## [To do]
Each line of the listing must be transcribed exactly, except for the images, which should be excluded.

## Begin Data excerpts

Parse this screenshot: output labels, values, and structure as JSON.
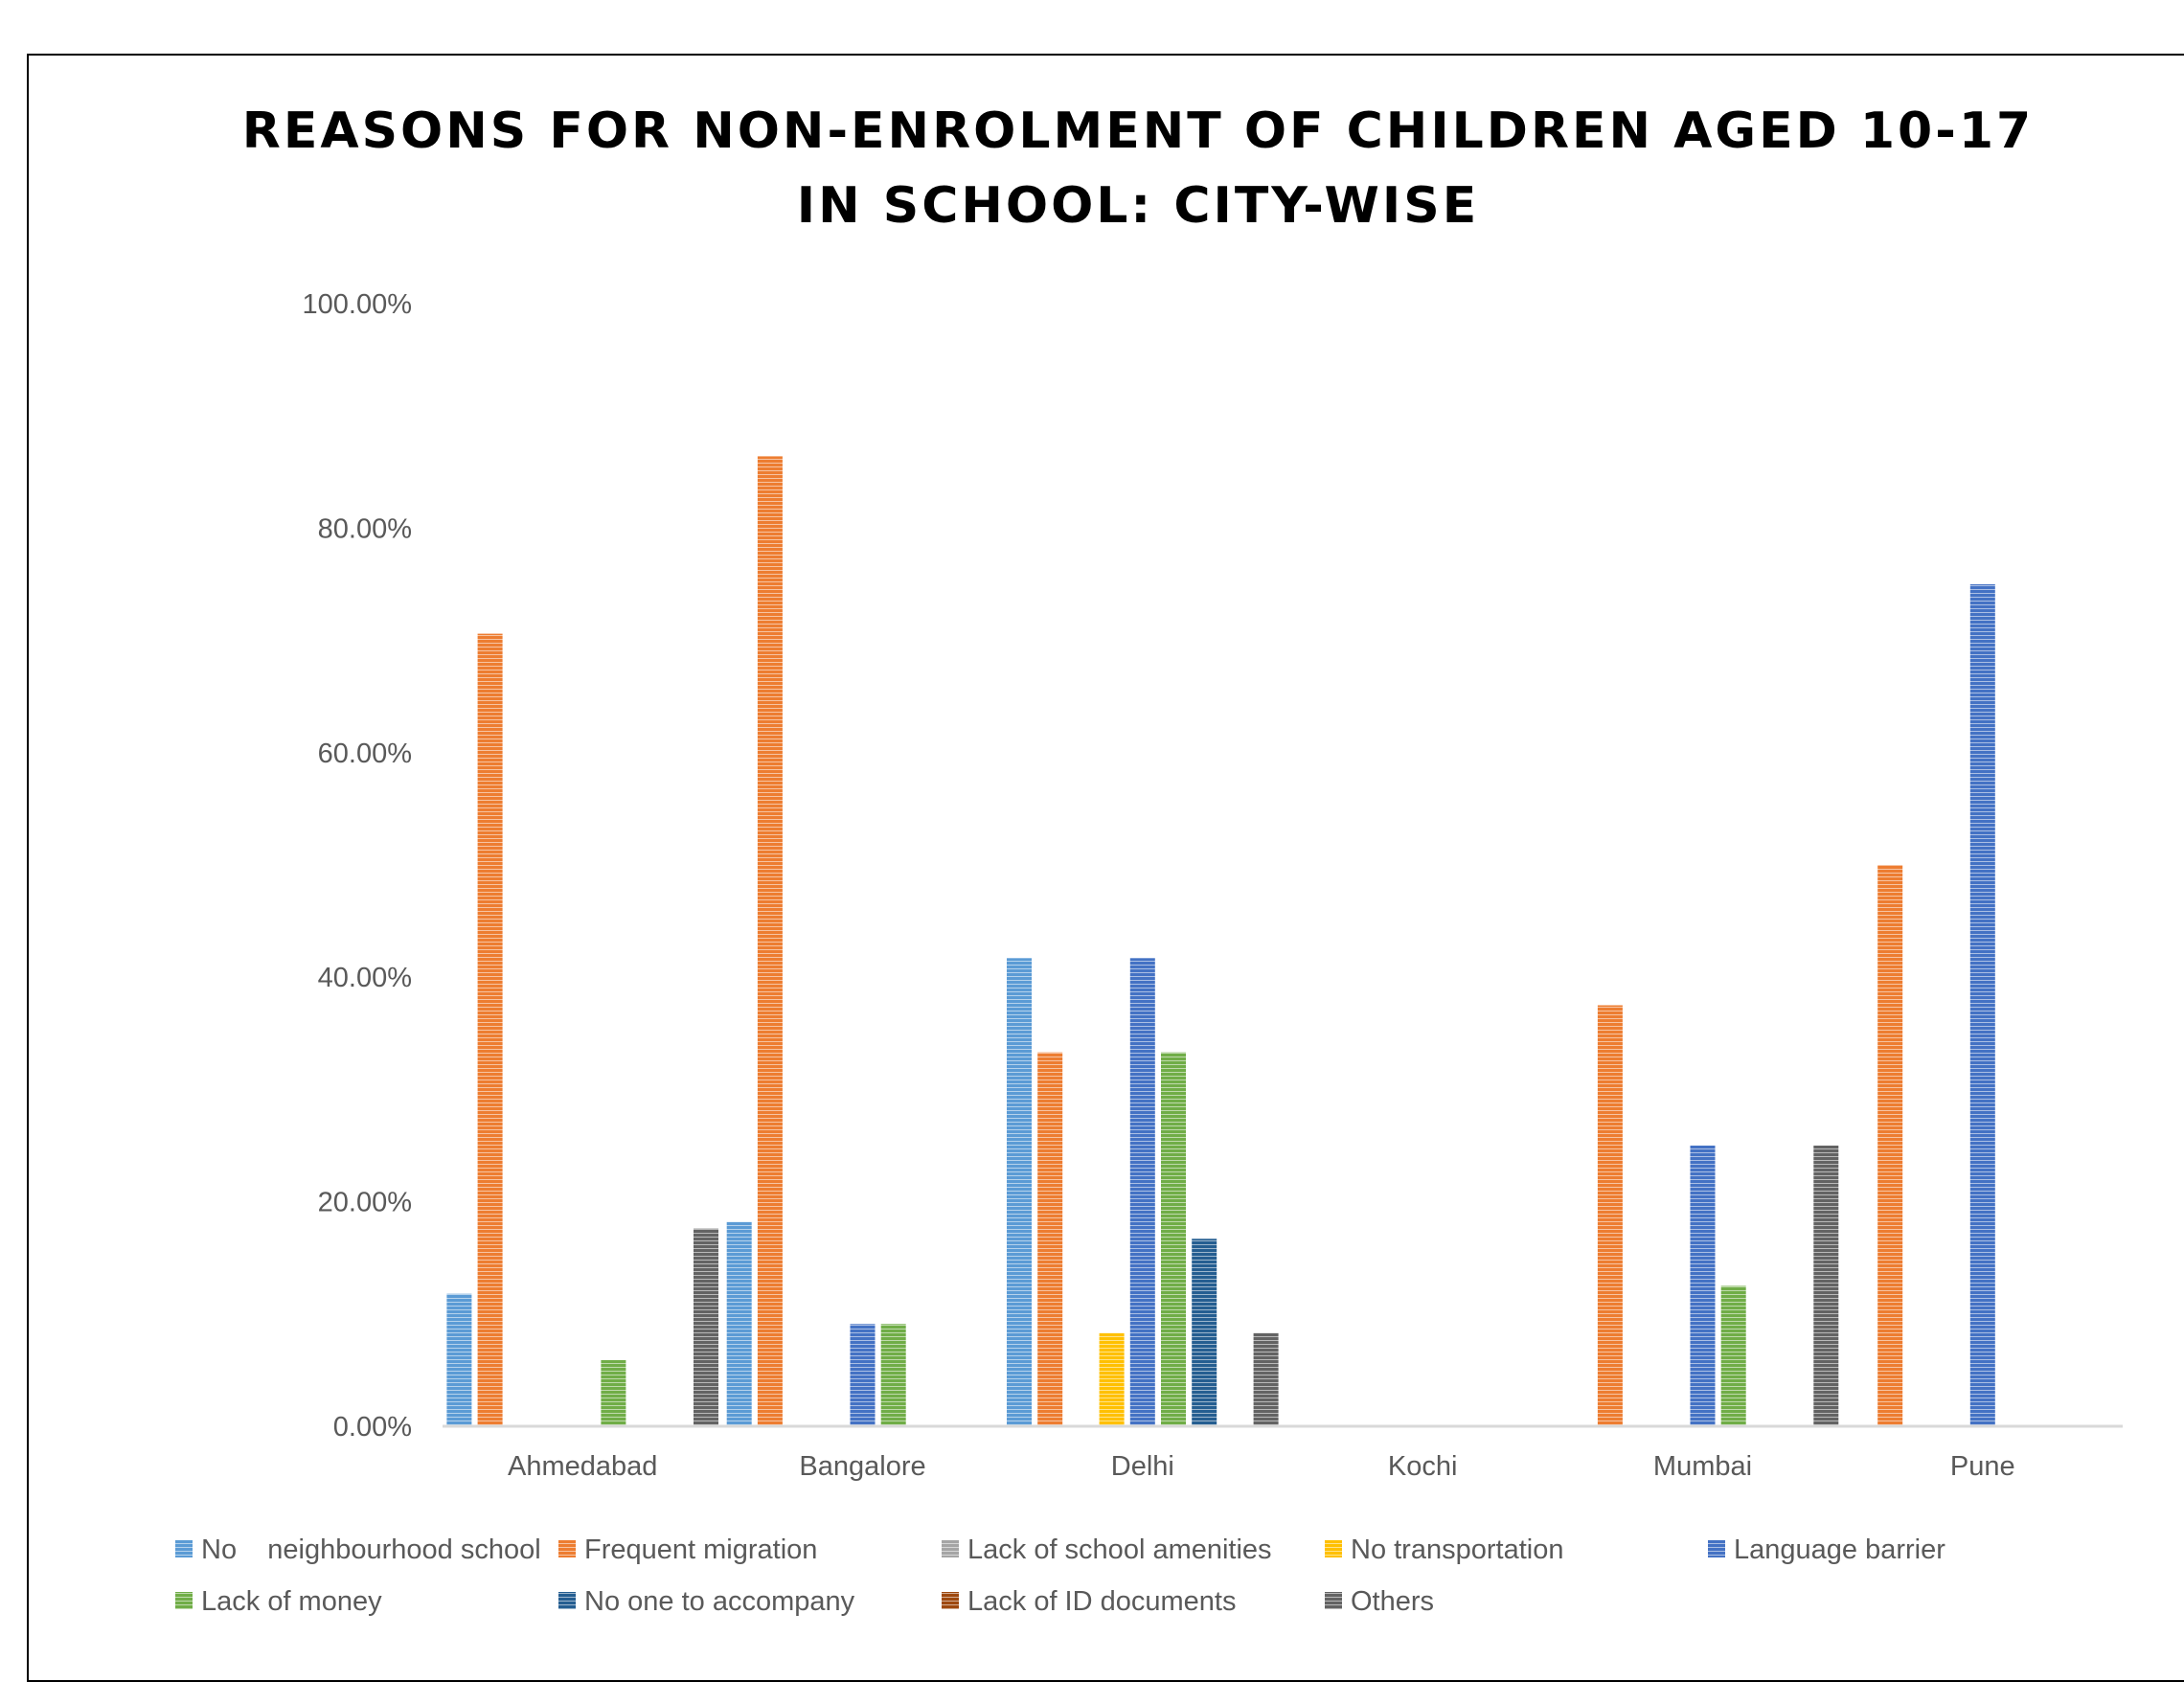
{
  "chart_data": {
    "type": "bar",
    "title": "REASONS FOR NON-ENROLMENT OF CHILDREN AGED 10-17 IN SCHOOL: CITY-WISE",
    "title_lines": [
      "REASONS FOR NON-ENROLMENT OF CHILDREN AGED 10-17",
      "IN SCHOOL: CITY-WISE"
    ],
    "xlabel": "",
    "ylabel": "",
    "ylim": [
      0,
      100
    ],
    "y_ticks": [
      0,
      20,
      40,
      60,
      80,
      100
    ],
    "y_tick_labels": [
      "0.00%",
      "20.00%",
      "40.00%",
      "60.00%",
      "80.00%",
      "100.00%"
    ],
    "categories": [
      "Ahmedabad",
      "Bangalore",
      "Delhi",
      "Kochi",
      "Mumbai",
      "Pune"
    ],
    "series": [
      {
        "name": "No    neighbourhood school",
        "color": "#5b9bd5",
        "values": [
          11.8,
          18.2,
          41.7,
          0,
          0,
          0
        ]
      },
      {
        "name": "Frequent migration",
        "color": "#ed7d31",
        "values": [
          70.6,
          86.4,
          33.3,
          0,
          37.5,
          50
        ]
      },
      {
        "name": "Lack of school amenities",
        "color": "#a5a5a5",
        "values": [
          0,
          0,
          0,
          0,
          0,
          0
        ]
      },
      {
        "name": "No transportation",
        "color": "#ffc000",
        "values": [
          0,
          0,
          8.3,
          0,
          0,
          0
        ]
      },
      {
        "name": "Language barrier",
        "color": "#4472c4",
        "values": [
          0,
          9.1,
          41.7,
          0,
          25,
          75
        ]
      },
      {
        "name": "Lack of money",
        "color": "#70ad47",
        "values": [
          5.9,
          9.1,
          33.3,
          0,
          12.5,
          0
        ]
      },
      {
        "name": "No one to accompany",
        "color": "#255e91",
        "values": [
          0,
          0,
          16.7,
          0,
          0,
          0
        ]
      },
      {
        "name": "Lack of ID documents",
        "color": "#9e480e",
        "values": [
          0,
          0,
          0,
          0,
          0,
          0
        ]
      },
      {
        "name": "Others",
        "color": "#636363",
        "values": [
          17.6,
          0,
          8.3,
          0,
          25,
          0
        ]
      }
    ],
    "grid": false,
    "legend_position": "bottom"
  }
}
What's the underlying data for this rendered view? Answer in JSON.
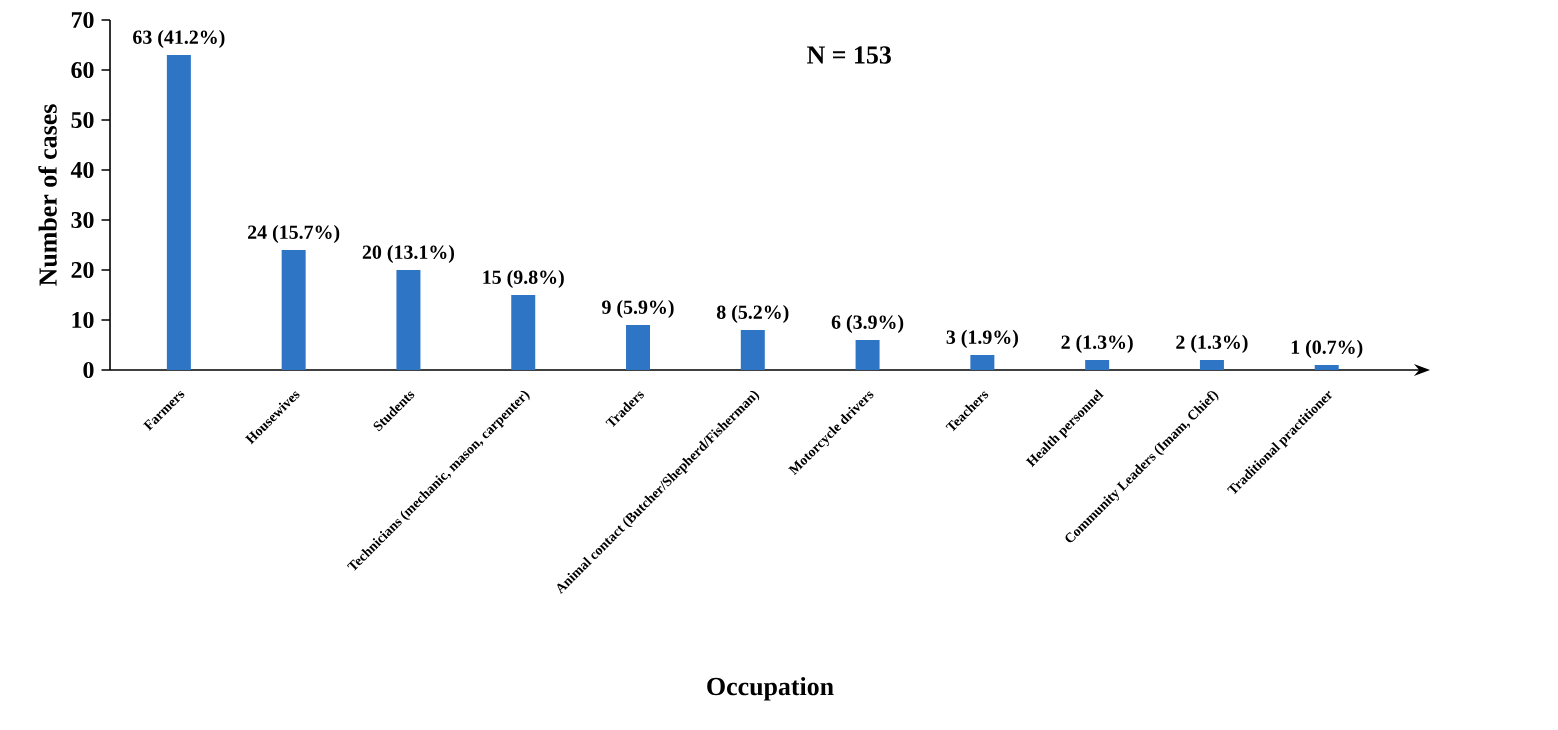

## End Data excerpts

## [Solution below]
Parse this screenshot: output labels, values, and structure as JSON.
{
  "chart_data": {
    "type": "bar",
    "title": "REASONS FOR NON-ENROLMENT OF CHILDREN AGED 10-17 IN SCHOOL: CITY-WISE",
    "title_lines": [
      "REASONS FOR NON-ENROLMENT OF CHILDREN AGED 10-17",
      "IN SCHOOL: CITY-WISE"
    ],
    "xlabel": "",
    "ylabel": "",
    "ylim": [
      0,
      100
    ],
    "y_ticks": [
      0,
      20,
      40,
      60,
      80,
      100
    ],
    "y_tick_labels": [
      "0.00%",
      "20.00%",
      "40.00%",
      "60.00%",
      "80.00%",
      "100.00%"
    ],
    "categories": [
      "Ahmedabad",
      "Bangalore",
      "Delhi",
      "Kochi",
      "Mumbai",
      "Pune"
    ],
    "series": [
      {
        "name": "No    neighbourhood school",
        "color": "#5b9bd5",
        "values": [
          11.8,
          18.2,
          41.7,
          0,
          0,
          0
        ]
      },
      {
        "name": "Frequent migration",
        "color": "#ed7d31",
        "values": [
          70.6,
          86.4,
          33.3,
          0,
          37.5,
          50
        ]
      },
      {
        "name": "Lack of school amenities",
        "color": "#a5a5a5",
        "values": [
          0,
          0,
          0,
          0,
          0,
          0
        ]
      },
      {
        "name": "No transportation",
        "color": "#ffc000",
        "values": [
          0,
          0,
          8.3,
          0,
          0,
          0
        ]
      },
      {
        "name": "Language barrier",
        "color": "#4472c4",
        "values": [
          0,
          9.1,
          41.7,
          0,
          25,
          75
        ]
      },
      {
        "name": "Lack of money",
        "color": "#70ad47",
        "values": [
          5.9,
          9.1,
          33.3,
          0,
          12.5,
          0
        ]
      },
      {
        "name": "No one to accompany",
        "color": "#255e91",
        "values": [
          0,
          0,
          16.7,
          0,
          0,
          0
        ]
      },
      {
        "name": "Lack of ID documents",
        "color": "#9e480e",
        "values": [
          0,
          0,
          0,
          0,
          0,
          0
        ]
      },
      {
        "name": "Others",
        "color": "#636363",
        "values": [
          17.6,
          0,
          8.3,
          0,
          25,
          0
        ]
      }
    ],
    "grid": false,
    "legend_position": "bottom"
  }
}
What's the underlying data for this rendered view? Answer in JSON.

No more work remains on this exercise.